══ Records supplied

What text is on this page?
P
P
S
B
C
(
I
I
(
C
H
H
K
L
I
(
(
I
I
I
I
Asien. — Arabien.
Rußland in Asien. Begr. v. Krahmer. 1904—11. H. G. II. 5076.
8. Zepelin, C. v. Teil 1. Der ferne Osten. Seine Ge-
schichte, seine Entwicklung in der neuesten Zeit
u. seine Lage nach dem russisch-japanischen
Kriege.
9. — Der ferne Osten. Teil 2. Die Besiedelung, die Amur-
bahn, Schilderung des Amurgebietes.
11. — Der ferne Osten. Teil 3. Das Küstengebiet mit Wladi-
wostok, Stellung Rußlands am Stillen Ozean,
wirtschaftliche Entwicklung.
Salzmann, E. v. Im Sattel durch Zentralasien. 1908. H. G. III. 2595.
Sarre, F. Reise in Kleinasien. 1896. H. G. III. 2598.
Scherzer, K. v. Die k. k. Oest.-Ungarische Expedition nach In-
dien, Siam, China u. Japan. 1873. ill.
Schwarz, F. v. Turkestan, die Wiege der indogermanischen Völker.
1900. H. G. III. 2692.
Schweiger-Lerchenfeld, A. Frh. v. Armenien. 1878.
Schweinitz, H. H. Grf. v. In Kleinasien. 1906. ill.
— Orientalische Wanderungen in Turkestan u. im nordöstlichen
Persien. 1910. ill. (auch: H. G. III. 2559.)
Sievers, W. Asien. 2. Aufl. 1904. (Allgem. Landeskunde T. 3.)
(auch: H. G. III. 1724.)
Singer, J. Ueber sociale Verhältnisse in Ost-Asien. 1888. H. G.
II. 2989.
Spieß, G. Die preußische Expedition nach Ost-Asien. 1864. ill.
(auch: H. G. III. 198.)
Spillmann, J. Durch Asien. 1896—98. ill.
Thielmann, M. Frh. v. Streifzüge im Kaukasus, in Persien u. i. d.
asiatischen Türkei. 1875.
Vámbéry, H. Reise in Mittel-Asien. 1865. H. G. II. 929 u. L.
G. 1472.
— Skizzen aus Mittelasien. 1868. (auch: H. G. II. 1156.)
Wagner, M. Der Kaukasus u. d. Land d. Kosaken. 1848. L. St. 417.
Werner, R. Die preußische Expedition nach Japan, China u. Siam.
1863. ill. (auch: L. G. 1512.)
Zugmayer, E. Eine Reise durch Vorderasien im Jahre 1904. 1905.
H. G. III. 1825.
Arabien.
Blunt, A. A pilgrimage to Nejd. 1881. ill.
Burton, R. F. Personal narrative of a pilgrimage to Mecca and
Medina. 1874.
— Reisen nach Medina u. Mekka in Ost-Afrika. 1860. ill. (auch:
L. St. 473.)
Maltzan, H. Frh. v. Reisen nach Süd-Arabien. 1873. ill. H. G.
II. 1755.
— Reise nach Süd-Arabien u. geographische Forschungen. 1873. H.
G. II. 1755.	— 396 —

════

Brief: The records above are to be copied in full, exactly as written.

Problem solution:
What text is on this page?
P
P
S
B
C
(
I
I
(
C
H
H
K
L
I
(
(
I
I
I
I
Asien. — Arabien.
Rußland in Asien. Begr. v. Krahmer. 1904—11. H. G. II. 5076.
8. Zepelin, C. v. Teil 1. Der ferne Osten. Seine Ge-
schichte, seine Entwicklung in der neuesten Zeit
u. seine Lage nach dem russisch-japanischen
Kriege.
9. — Der ferne Osten. Teil 2. Die Besiedelung, die Amur-
bahn, Schilderung des Amurgebietes.
11. — Der ferne Osten. Teil 3. Das Küstengebiet mit Wladi-
wostok, Stellung Rußlands am Stillen Ozean,
wirtschaftliche Entwicklung.
Salzmann, E. v. Im Sattel durch Zentralasien. 1908. H. G. III. 2595.
Sarre, F. Reise in Kleinasien. 1896. H. G. III. 2598.
Scherzer, K. v. Die k. k. Oest.-Ungarische Expedition nach In-
dien, Siam, China u. Japan. 1873. ill.
Schwarz, F. v. Turkestan, die Wiege der indogermanischen Völker.
1900. H. G. III. 2692.
Schweiger-Lerchenfeld, A. Frh. v. Armenien. 1878.
Schweinitz, H. H. Grf. v. In Kleinasien. 1906. ill.
— Orientalische Wanderungen in Turkestan u. im nordöstlichen
Persien. 1910. ill. (auch: H. G. III. 2559.)
Sievers, W. Asien. 2. Aufl. 1904. (Allgem. Landeskunde T. 3.)
(auch: H. G. III. 1724.)
Singer, J. Ueber sociale Verhältnisse in Ost-Asien. 1888. H. G.
II. 2989.
Spieß, G. Die preußische Expedition nach Ost-Asien. 1864. ill.
(auch: H. G. III. 198.)
Spillmann, J. Durch Asien. 1896—98. ill.
Thielmann, M. Frh. v. Streifzüge im Kaukasus, in Persien u. i. d.
asiatischen Türkei. 1875.
Vámbéry, H. Reise in Mittel-Asien. 1865. H. G. II. 929 u. L.
G. 1472.
— Skizzen aus Mittelasien. 1868. (auch: H. G. II. 1156.)
Wagner, M. Der Kaukasus u. d. Land d. Kosaken. 1848. L. St. 417.
Werner, R. Die preußische Expedition nach Japan, China u. Siam.
1863. ill. (auch: L. G. 1512.)
Zugmayer, E. Eine Reise durch Vorderasien im Jahre 1904. 1905.
H. G. III. 1825.
Arabien.
Blunt, A. A pilgrimage to Nejd. 1881. ill.
Burton, R. F. Personal narrative of a pilgrimage to Mecca and
Medina. 1874.
— Reisen nach Medina u. Mekka in Ost-Afrika. 1860. ill. (auch:
L. St. 473.)
Maltzan, H. Frh. v. Reisen nach Süd-Arabien. 1873. ill. H. G.
II. 1755.
— Reise nach Süd-Arabien u. geographische Forschungen. 1873. H.
G. II. 1755.	— 396 —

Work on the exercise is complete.